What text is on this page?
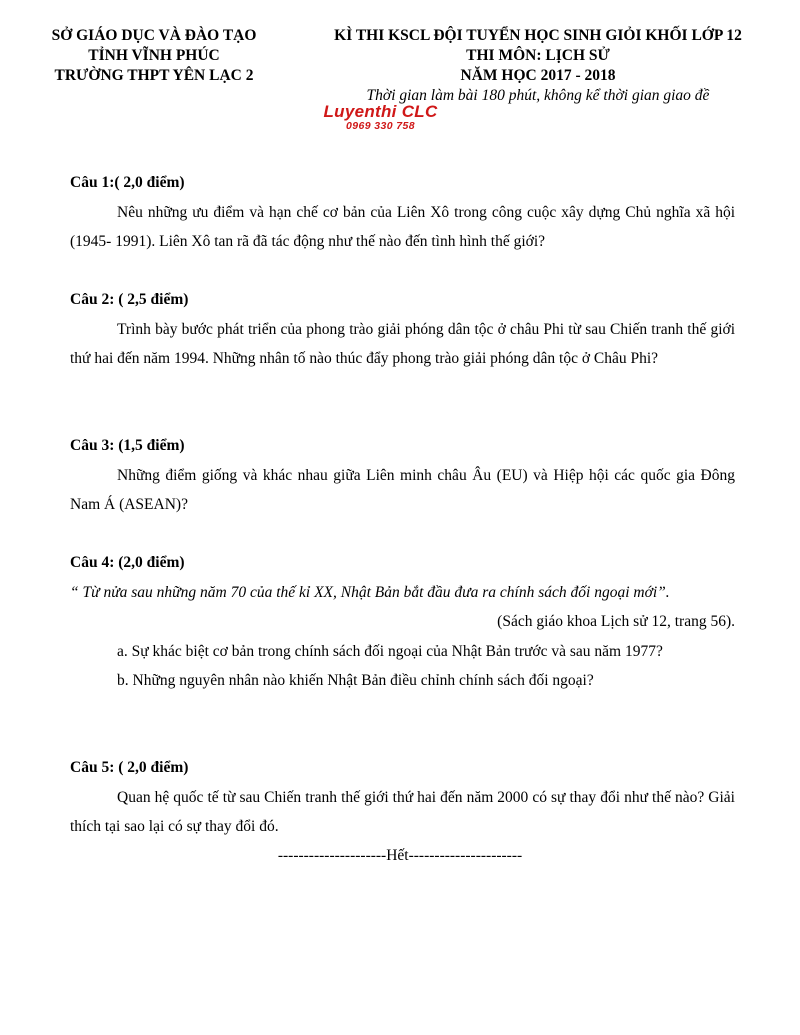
SỞ GIÁO DỤC VÀ ĐÀO TẠO
TỈNH VĨNH PHÚC
TRƯỜNG THPT YÊN LẠC 2
KÌ THI KSCL ĐỘI TUYỂN HỌC SINH GIỎI KHỐI LỚP 12
THI MÔN: LỊCH SỬ
NĂM HỌC 2017 - 2018
Thời gian làm bài 180 phút, không kể thời gian giao đề
Luyenthi CLC
0969 330 758
Câu 1:( 2,0 điểm)

Nêu những ưu điểm và hạn chế cơ bản của Liên Xô trong công cuộc xây dựng Chủ nghĩa xã hội (1945- 1991). Liên Xô tan rã đã tác động như thế nào đến tình hình thế giới?

Câu 2: ( 2,5 điểm)

Trình bày bước phát triển của phong trào giải phóng dân tộc ở châu Phi từ sau Chiến tranh thế giới thứ hai đến năm 1994. Những nhân tố nào thúc đẩy phong trào giải phóng dân tộc ở Châu Phi?

Câu 3: (1,5 điểm)

Những điểm giống và khác nhau giữa Liên minh châu Âu (EU) và Hiệp hội các quốc gia Đông Nam Á (ASEAN)?

Câu 4: (2,0 điểm)

“ Từ nửa sau những năm 70 của thế kỉ XX, Nhật Bản bắt đầu đưa ra chính sách đối ngoại mới”.

(Sách giáo khoa Lịch sử 12, trang 56).

a. Sự khác biệt cơ bản trong chính sách đối ngoại của Nhật Bản trước và sau năm 1977?

b. Những nguyên nhân nào khiến Nhật Bản điều chỉnh chính sách đối ngoại?

Câu 5: ( 2,0 điểm)

Quan hệ quốc tế từ sau Chiến tranh thế giới thứ hai đến năm 2000 có sự thay đổi như thế nào? Giải thích tại sao lại có sự thay đổi đó.

---------------------Hết----------------------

_The task_. Select and copy every line of the listing with the word "Nhật".

_Result of this task_.
“ Từ nửa sau những năm 70 của thế kỉ XX, Nhật Bản bắt đầu đưa ra chính sách đối ngoại mới”.
a. Sự khác biệt cơ bản trong chính sách đối ngoại của Nhật Bản trước và sau năm 1977?
b. Những nguyên nhân nào khiến Nhật Bản điều chỉnh chính sách đối ngoại?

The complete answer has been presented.